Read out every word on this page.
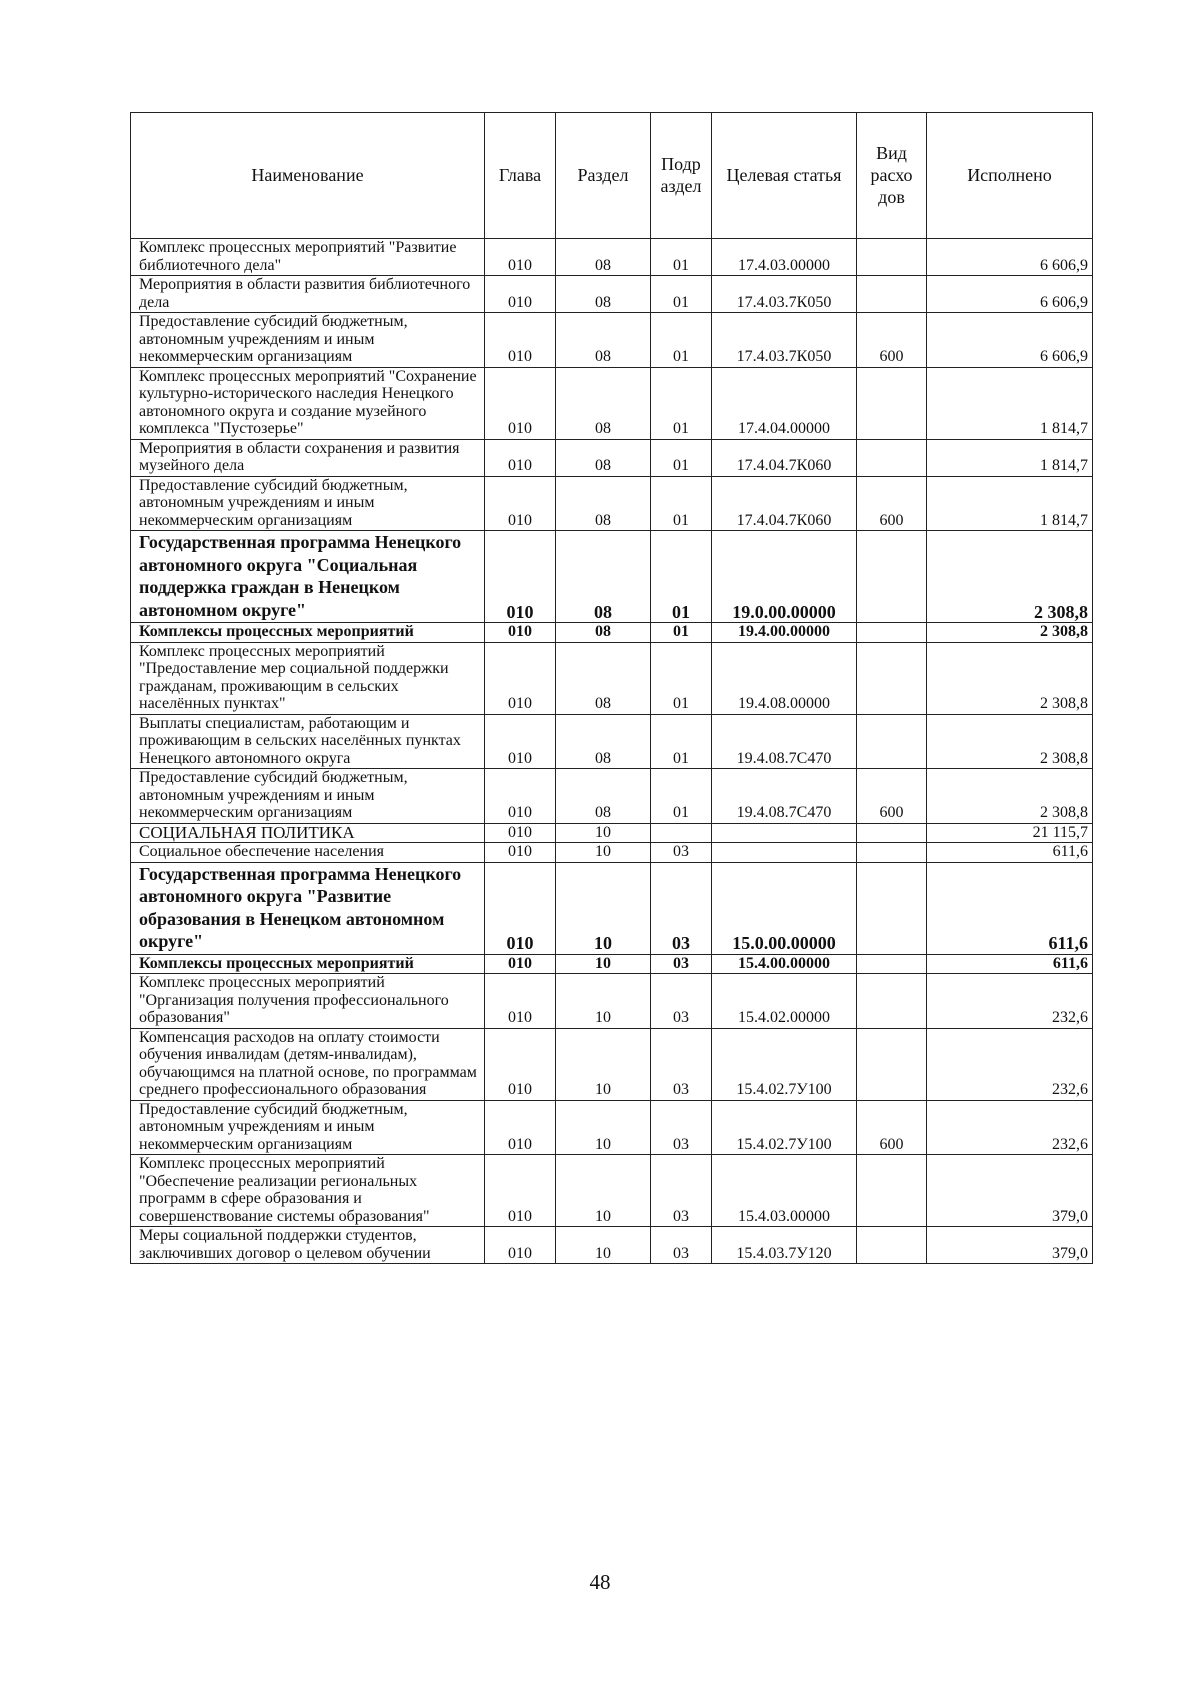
Наименование	Глава	Раздел	Подр аздел	Целевая статья	Вид расхо дов	Исполнено
Комплекс процессных мероприятий "Развитие библиотечного дела"	010	08	01	17.4.03.00000		6 606,9
Мероприятия в области развития библиотечного дела	010	08	01	17.4.03.7К050		6 606,9
Предоставление субсидий бюджетным, автономным учреждениям и иным некоммерческим организациям	010	08	01	17.4.03.7К050	600	6 606,9
Комплекс процессных мероприятий "Сохранение культурно-исторического наследия Ненецкого автономного округа и создание музейного комплекса "Пустозерье"	010	08	01	17.4.04.00000		1 814,7
Мероприятия в области сохранения и развития музейного дела	010	08	01	17.4.04.7К060		1 814,7
Предоставление субсидий бюджетным, автономным учреждениям и иным некоммерческим организациям	010	08	01	17.4.04.7К060	600	1 814,7
Государственная программа Ненецкого автономного округа "Социальная поддержка граждан в Ненецком автономном округе"	010	08	01	19.0.00.00000		2 308,8
Комплексы процессных мероприятий	010	08	01	19.4.00.00000		2 308,8
Комплекс процессных мероприятий "Предоставление мер социальной поддержки гражданам, проживающим в сельских населённых пунктах"	010	08	01	19.4.08.00000		2 308,8
Выплаты специалистам, работающим и проживающим в сельских населённых пунктах Ненецкого автономного округа	010	08	01	19.4.08.7С470		2 308,8
Предоставление субсидий бюджетным, автономным учреждениям и иным некоммерческим организациям	010	08	01	19.4.08.7С470	600	2 308,8
СОЦИАЛЬНАЯ ПОЛИТИКА	010	10				21 115,7
Социальное обеспечение населения	010	10	03			611,6
Государственная программа Ненецкого автономного округа "Развитие образования в Ненецком автономном округе"	010	10	03	15.0.00.00000		611,6
Комплексы процессных мероприятий	010	10	03	15.4.00.00000		611,6
Комплекс процессных мероприятий "Организация получения профессионального образования"	010	10	03	15.4.02.00000		232,6
Компенсация расходов на оплату стоимости обучения инвалидам (детям-инвалидам), обучающимся на платной основе, по программам среднего профессионального образования	010	10	03	15.4.02.7У100		232,6
Предоставление субсидий бюджетным, автономным учреждениям и иным некоммерческим организациям	010	10	03	15.4.02.7У100	600	232,6
Комплекс процессных мероприятий "Обеспечение реализации региональных программ в сфере образования и совершенствование системы образования"	010	10	03	15.4.03.00000		379,0
Меры социальной поддержки студентов, заключивших договор о целевом обучении	010	10	03	15.4.03.7У120		379,0
48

Aim of the task - Leave out the pictures and print each record exactly as it stands.

Response -
Read out every word on this page.
Наименование	Глава	Раздел	Подр аздел	Целевая статья	Вид расхо дов	Исполнено
Комплекс процессных мероприятий "Развитие библиотечного дела"	010	08	01	17.4.03.00000		6 606,9
Мероприятия в области развития библиотечного дела	010	08	01	17.4.03.7К050		6 606,9
Предоставление субсидий бюджетным, автономным учреждениям и иным некоммерческим организациям	010	08	01	17.4.03.7К050	600	6 606,9
Комплекс процессных мероприятий "Сохранение культурно-исторического наследия Ненецкого автономного округа и создание музейного комплекса "Пустозерье"	010	08	01	17.4.04.00000		1 814,7
Мероприятия в области сохранения и развития музейного дела	010	08	01	17.4.04.7К060		1 814,7
Предоставление субсидий бюджетным, автономным учреждениям и иным некоммерческим организациям	010	08	01	17.4.04.7К060	600	1 814,7
Государственная программа Ненецкого автономного округа "Социальная поддержка граждан в Ненецком автономном округе"	010	08	01	19.0.00.00000		2 308,8
Комплексы процессных мероприятий	010	08	01	19.4.00.00000		2 308,8
Комплекс процессных мероприятий "Предоставление мер социальной поддержки гражданам, проживающим в сельских населённых пунктах"	010	08	01	19.4.08.00000		2 308,8
Выплаты специалистам, работающим и проживающим в сельских населённых пунктах Ненецкого автономного округа	010	08	01	19.4.08.7С470		2 308,8
Предоставление субсидий бюджетным, автономным учреждениям и иным некоммерческим организациям	010	08	01	19.4.08.7С470	600	2 308,8
СОЦИАЛЬНАЯ ПОЛИТИКА	010	10				21 115,7
Социальное обеспечение населения	010	10	03			611,6
Государственная программа Ненецкого автономного округа "Развитие образования в Ненецком автономном округе"	010	10	03	15.0.00.00000		611,6
Комплексы процессных мероприятий	010	10	03	15.4.00.00000		611,6
Комплекс процессных мероприятий "Организация получения профессионального образования"	010	10	03	15.4.02.00000		232,6
Компенсация расходов на оплату стоимости обучения инвалидам (детям-инвалидам), обучающимся на платной основе, по программам среднего профессионального образования	010	10	03	15.4.02.7У100		232,6
Предоставление субсидий бюджетным, автономным учреждениям и иным некоммерческим организациям	010	10	03	15.4.02.7У100	600	232,6
Комплекс процессных мероприятий "Обеспечение реализации региональных программ в сфере образования и совершенствование системы образования"	010	10	03	15.4.03.00000		379,0
Меры социальной поддержки студентов, заключивших договор о целевом обучении	010	10	03	15.4.03.7У120		379,0
48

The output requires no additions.